Extract the complete listing and repeat it word for word.

[BEGIN Records supplied]

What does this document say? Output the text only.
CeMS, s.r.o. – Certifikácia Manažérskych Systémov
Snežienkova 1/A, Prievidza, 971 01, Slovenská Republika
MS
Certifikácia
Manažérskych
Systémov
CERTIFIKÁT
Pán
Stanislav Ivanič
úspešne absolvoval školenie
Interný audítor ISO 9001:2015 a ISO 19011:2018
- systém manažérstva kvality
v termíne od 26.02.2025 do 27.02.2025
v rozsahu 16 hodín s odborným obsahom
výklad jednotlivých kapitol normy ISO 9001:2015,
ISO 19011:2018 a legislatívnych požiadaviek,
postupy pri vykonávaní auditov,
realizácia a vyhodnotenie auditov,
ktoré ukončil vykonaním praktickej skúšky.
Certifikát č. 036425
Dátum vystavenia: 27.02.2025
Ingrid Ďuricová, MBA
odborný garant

[END Records supplied]

■ Final result:
What does this document say? Output the text only.
CeMS, s.r.o. – Certifikácia Manažérskych Systémov
Snežienkova 1/A, Prievidza, 971 01, Slovenská Republika
MS
Certifikácia
Manažérskych
Systémov
CERTIFIKÁT
Pán
Stanislav Ivanič
úspešne absolvoval školenie
Interný audítor ISO 9001:2015 a ISO 19011:2018
- systém manažérstva kvality
v termíne od 26.02.2025 do 27.02.2025
v rozsahu 16 hodín s odborným obsahom
výklad jednotlivých kapitol normy ISO 9001:2015,
ISO 19011:2018 a legislatívnych požiadaviek,
postupy pri vykonávaní auditov,
realizácia a vyhodnotenie auditov,
ktoré ukončil vykonaním praktickej skúšky.
Certifikát č. 036425
Dátum vystavenia: 27.02.2025
Ingrid Ďuricová, MBA
odborný garant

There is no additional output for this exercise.